_DESCRIPTION OF THE TASK_.
Your copy of the material must match it exactly, except that pictures are dropped.

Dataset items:
======

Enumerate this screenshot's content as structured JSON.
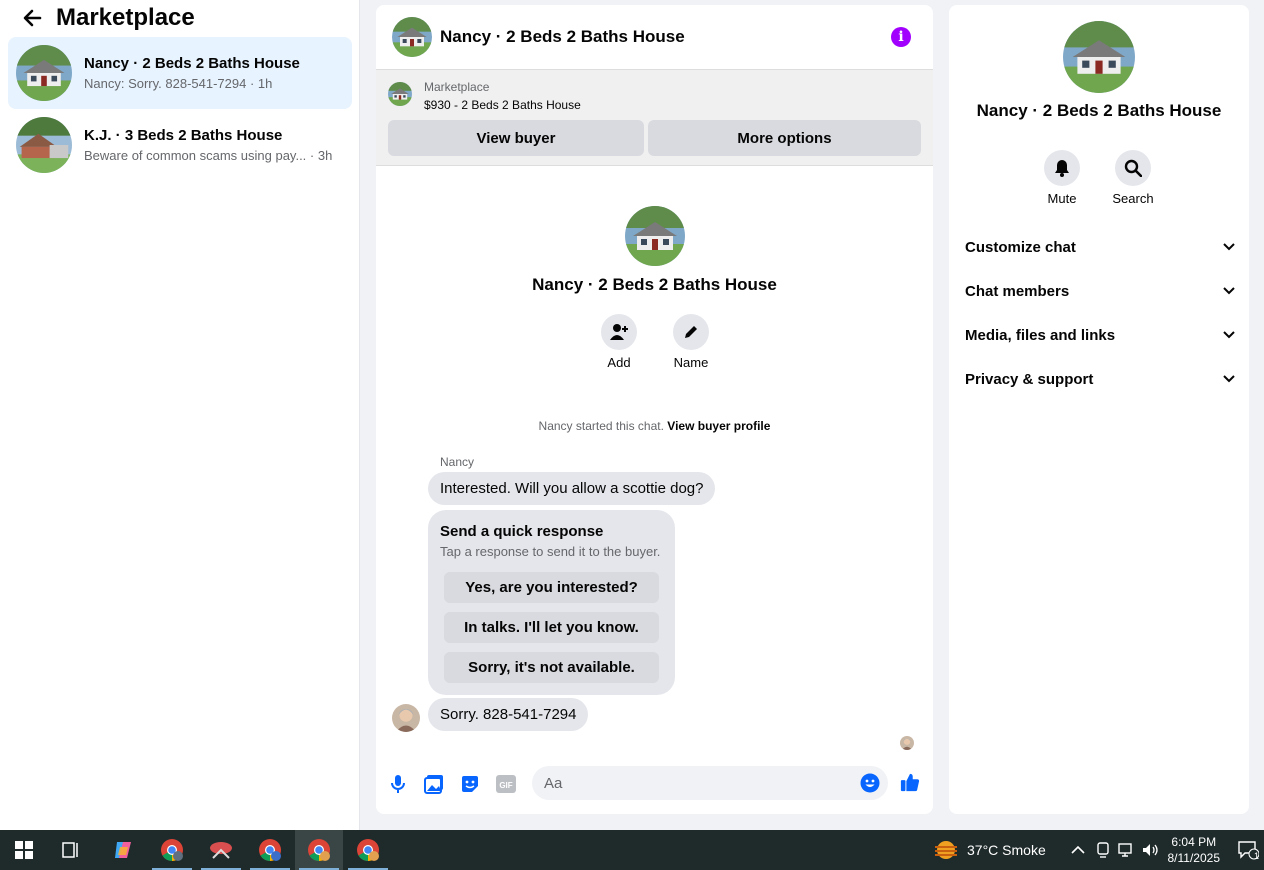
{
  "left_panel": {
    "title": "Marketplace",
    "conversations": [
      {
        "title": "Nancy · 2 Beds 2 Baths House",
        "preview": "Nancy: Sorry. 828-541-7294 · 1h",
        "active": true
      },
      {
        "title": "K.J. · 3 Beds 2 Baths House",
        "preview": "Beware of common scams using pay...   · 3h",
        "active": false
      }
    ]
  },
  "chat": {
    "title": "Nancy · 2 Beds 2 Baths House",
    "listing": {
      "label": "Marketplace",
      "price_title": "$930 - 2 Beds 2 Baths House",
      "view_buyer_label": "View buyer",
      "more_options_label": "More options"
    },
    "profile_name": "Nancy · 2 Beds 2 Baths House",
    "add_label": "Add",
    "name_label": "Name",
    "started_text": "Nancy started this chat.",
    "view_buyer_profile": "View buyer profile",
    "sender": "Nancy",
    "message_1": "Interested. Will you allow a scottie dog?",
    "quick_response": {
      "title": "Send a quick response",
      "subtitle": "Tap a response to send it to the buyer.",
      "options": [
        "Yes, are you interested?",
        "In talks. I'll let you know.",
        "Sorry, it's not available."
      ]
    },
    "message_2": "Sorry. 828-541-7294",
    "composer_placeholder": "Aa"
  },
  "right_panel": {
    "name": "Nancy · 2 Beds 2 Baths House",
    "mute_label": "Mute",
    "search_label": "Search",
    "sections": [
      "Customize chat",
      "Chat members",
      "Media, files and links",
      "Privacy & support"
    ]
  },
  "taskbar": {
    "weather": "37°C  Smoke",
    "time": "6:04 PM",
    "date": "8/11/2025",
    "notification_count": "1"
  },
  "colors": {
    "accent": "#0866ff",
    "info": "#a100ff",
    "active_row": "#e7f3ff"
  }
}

======

_REPLY_.
Enumerate this screenshot's content as structured JSON.
{
  "left_panel": {
    "title": "Marketplace",
    "conversations": [
      {
        "title": "Nancy · 2 Beds 2 Baths House",
        "preview": "Nancy: Sorry. 828-541-7294 · 1h",
        "active": true
      },
      {
        "title": "K.J. · 3 Beds 2 Baths House",
        "preview": "Beware of common scams using pay...   · 3h",
        "active": false
      }
    ]
  },
  "chat": {
    "title": "Nancy · 2 Beds 2 Baths House",
    "listing": {
      "label": "Marketplace",
      "price_title": "$930 - 2 Beds 2 Baths House",
      "view_buyer_label": "View buyer",
      "more_options_label": "More options"
    },
    "profile_name": "Nancy · 2 Beds 2 Baths House",
    "add_label": "Add",
    "name_label": "Name",
    "started_text": "Nancy started this chat.",
    "view_buyer_profile": "View buyer profile",
    "sender": "Nancy",
    "message_1": "Interested. Will you allow a scottie dog?",
    "quick_response": {
      "title": "Send a quick response",
      "subtitle": "Tap a response to send it to the buyer.",
      "options": [
        "Yes, are you interested?",
        "In talks. I'll let you know.",
        "Sorry, it's not available."
      ]
    },
    "message_2": "Sorry. 828-541-7294",
    "composer_placeholder": "Aa"
  },
  "right_panel": {
    "name": "Nancy · 2 Beds 2 Baths House",
    "mute_label": "Mute",
    "search_label": "Search",
    "sections": [
      "Customize chat",
      "Chat members",
      "Media, files and links",
      "Privacy & support"
    ]
  },
  "taskbar": {
    "weather": "37°C  Smoke",
    "time": "6:04 PM",
    "date": "8/11/2025",
    "notification_count": "1"
  },
  "colors": {
    "accent": "#0866ff",
    "info": "#a100ff",
    "active_row": "#e7f3ff"
  }
}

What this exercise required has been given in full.